[BEGIN WORKING DATA]

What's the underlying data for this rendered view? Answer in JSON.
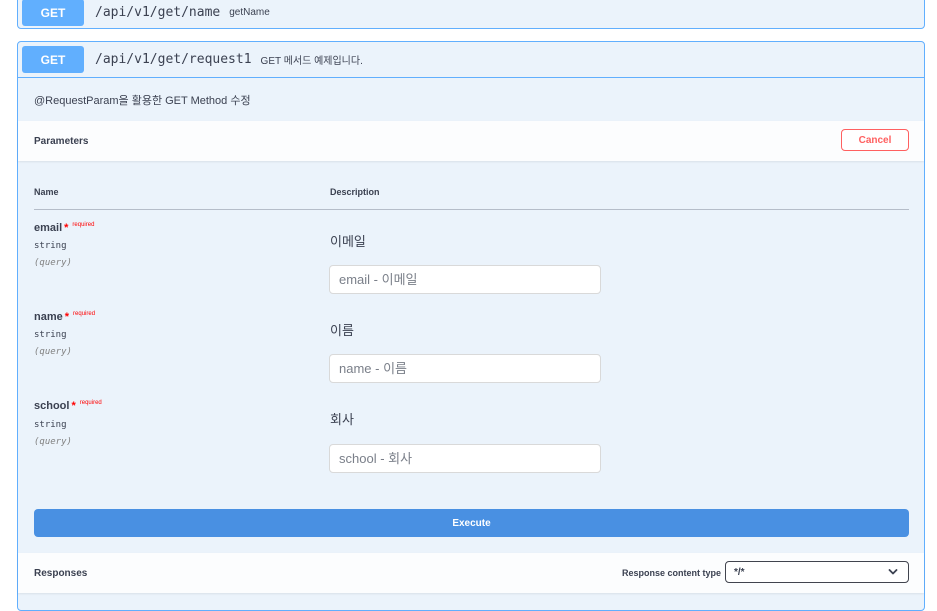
{
  "previous_endpoint": {
    "method": "GET",
    "path": "/api/v1/get/name",
    "summary": "getName"
  },
  "endpoint": {
    "method": "GET",
    "path": "/api/v1/get/request1",
    "summary": "GET 메서드 예제입니다.",
    "description": "@RequestParam을 활용한 GET Method 수정"
  },
  "parameters": {
    "title": "Parameters",
    "cancel_label": "Cancel",
    "col_name": "Name",
    "col_description": "Description",
    "items": [
      {
        "name": "email",
        "star": "*",
        "required": "required",
        "type": "string",
        "in": "(query)",
        "description": "이메일",
        "placeholder": "email - 이메일"
      },
      {
        "name": "name",
        "star": "*",
        "required": "required",
        "type": "string",
        "in": "(query)",
        "description": "이름",
        "placeholder": "name - 이름"
      },
      {
        "name": "school",
        "star": "*",
        "required": "required",
        "type": "string",
        "in": "(query)",
        "description": "회사",
        "placeholder": "school - 회사"
      }
    ],
    "execute_label": "Execute"
  },
  "responses": {
    "title": "Responses",
    "content_type_label": "Response content type",
    "content_type_value": "*/*"
  },
  "icons": {
    "select": "chevron-down-icon"
  },
  "colors": {
    "get": "#61affe",
    "execute": "#4990e2",
    "cancel": "#ff6060"
  }
}
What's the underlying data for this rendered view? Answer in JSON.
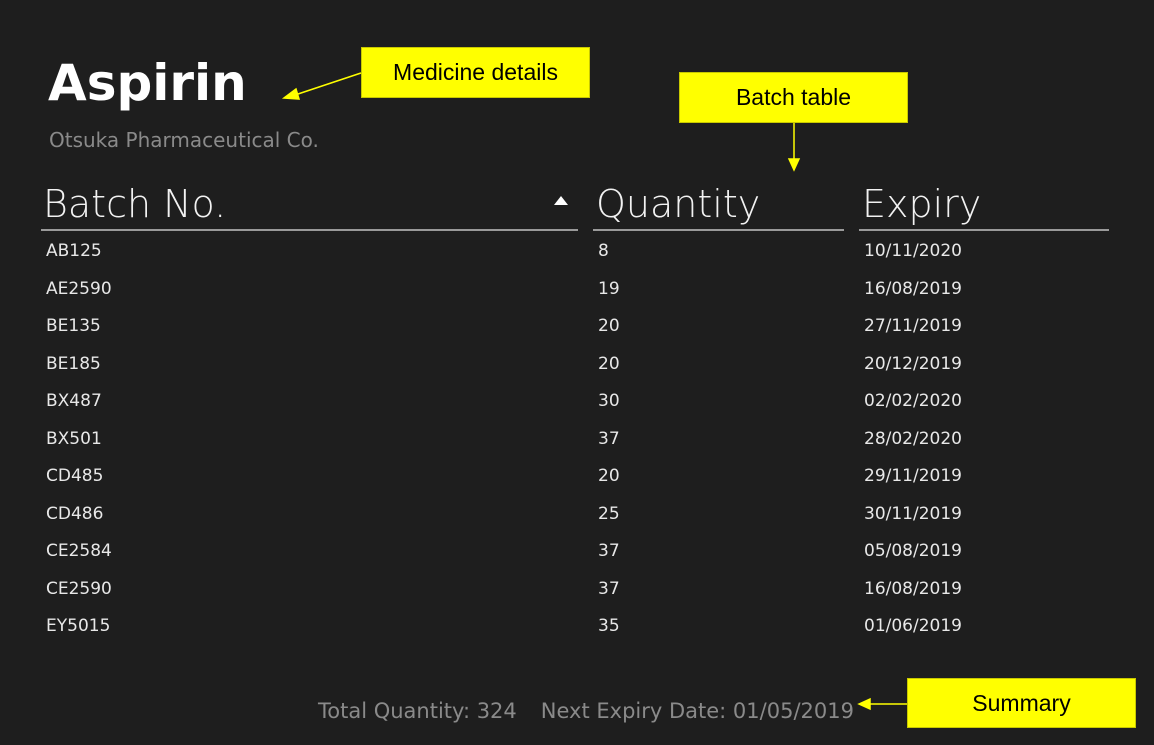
{
  "medicine": {
    "name": "Aspirin",
    "manufacturer": "Otsuka Pharmaceutical Co."
  },
  "table": {
    "headers": {
      "batch": "Batch No.",
      "quantity": "Quantity",
      "expiry": "Expiry"
    },
    "sort_icon": "sort-ascending-icon",
    "rows": [
      {
        "batch": "AB125",
        "quantity": "8",
        "expiry": "10/11/2020"
      },
      {
        "batch": "AE2590",
        "quantity": "19",
        "expiry": "16/08/2019"
      },
      {
        "batch": "BE135",
        "quantity": "20",
        "expiry": "27/11/2019"
      },
      {
        "batch": "BE185",
        "quantity": "20",
        "expiry": "20/12/2019"
      },
      {
        "batch": "BX487",
        "quantity": "30",
        "expiry": "02/02/2020"
      },
      {
        "batch": "BX501",
        "quantity": "37",
        "expiry": "28/02/2020"
      },
      {
        "batch": "CD485",
        "quantity": "20",
        "expiry": "29/11/2019"
      },
      {
        "batch": "CD486",
        "quantity": "25",
        "expiry": "30/11/2019"
      },
      {
        "batch": "CE2584",
        "quantity": "37",
        "expiry": "05/08/2019"
      },
      {
        "batch": "CE2590",
        "quantity": "37",
        "expiry": "16/08/2019"
      },
      {
        "batch": "EY5015",
        "quantity": "35",
        "expiry": "01/06/2019"
      }
    ]
  },
  "summary": {
    "total_quantity": "Total Quantity: 324",
    "next_expiry": "Next Expiry Date: 01/05/2019"
  },
  "callouts": {
    "medicine_details": "Medicine details",
    "batch_table": "Batch table",
    "summary": "Summary"
  },
  "colors": {
    "background": "#1e1e1e",
    "callout": "#ffff00",
    "muted_text": "#8a8a8a"
  }
}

[END WORKING DATA]

Every line of the data should be copied as it stands, without the images.

What's the underlying data for this rendered view? Answer in JSON.
{
  "previous_endpoint": {
    "method": "GET",
    "path": "/api/v1/get/name",
    "summary": "getName"
  },
  "endpoint": {
    "method": "GET",
    "path": "/api/v1/get/request1",
    "summary": "GET 메서드 예제입니다.",
    "description": "@RequestParam을 활용한 GET Method 수정"
  },
  "parameters": {
    "title": "Parameters",
    "cancel_label": "Cancel",
    "col_name": "Name",
    "col_description": "Description",
    "items": [
      {
        "name": "email",
        "star": "*",
        "required": "required",
        "type": "string",
        "in": "(query)",
        "description": "이메일",
        "placeholder": "email - 이메일"
      },
      {
        "name": "name",
        "star": "*",
        "required": "required",
        "type": "string",
        "in": "(query)",
        "description": "이름",
        "placeholder": "name - 이름"
      },
      {
        "name": "school",
        "star": "*",
        "required": "required",
        "type": "string",
        "in": "(query)",
        "description": "회사",
        "placeholder": "school - 회사"
      }
    ],
    "execute_label": "Execute"
  },
  "responses": {
    "title": "Responses",
    "content_type_label": "Response content type",
    "content_type_value": "*/*"
  },
  "icons": {
    "select": "chevron-down-icon"
  },
  "colors": {
    "get": "#61affe",
    "execute": "#4990e2",
    "cancel": "#ff6060"
  }
}
What's the underlying data for this rendered view? Answer in JSON.
{
  "medicine": {
    "name": "Aspirin",
    "manufacturer": "Otsuka Pharmaceutical Co."
  },
  "table": {
    "headers": {
      "batch": "Batch No.",
      "quantity": "Quantity",
      "expiry": "Expiry"
    },
    "sort_icon": "sort-ascending-icon",
    "rows": [
      {
        "batch": "AB125",
        "quantity": "8",
        "expiry": "10/11/2020"
      },
      {
        "batch": "AE2590",
        "quantity": "19",
        "expiry": "16/08/2019"
      },
      {
        "batch": "BE135",
        "quantity": "20",
        "expiry": "27/11/2019"
      },
      {
        "batch": "BE185",
        "quantity": "20",
        "expiry": "20/12/2019"
      },
      {
        "batch": "BX487",
        "quantity": "30",
        "expiry": "02/02/2020"
      },
      {
        "batch": "BX501",
        "quantity": "37",
        "expiry": "28/02/2020"
      },
      {
        "batch": "CD485",
        "quantity": "20",
        "expiry": "29/11/2019"
      },
      {
        "batch": "CD486",
        "quantity": "25",
        "expiry": "30/11/2019"
      },
      {
        "batch": "CE2584",
        "quantity": "37",
        "expiry": "05/08/2019"
      },
      {
        "batch": "CE2590",
        "quantity": "37",
        "expiry": "16/08/2019"
      },
      {
        "batch": "EY5015",
        "quantity": "35",
        "expiry": "01/06/2019"
      }
    ]
  },
  "summary": {
    "total_quantity": "Total Quantity: 324",
    "next_expiry": "Next Expiry Date: 01/05/2019"
  },
  "callouts": {
    "medicine_details": "Medicine details",
    "batch_table": "Batch table",
    "summary": "Summary"
  },
  "colors": {
    "background": "#1e1e1e",
    "callout": "#ffff00",
    "muted_text": "#8a8a8a"
  }
}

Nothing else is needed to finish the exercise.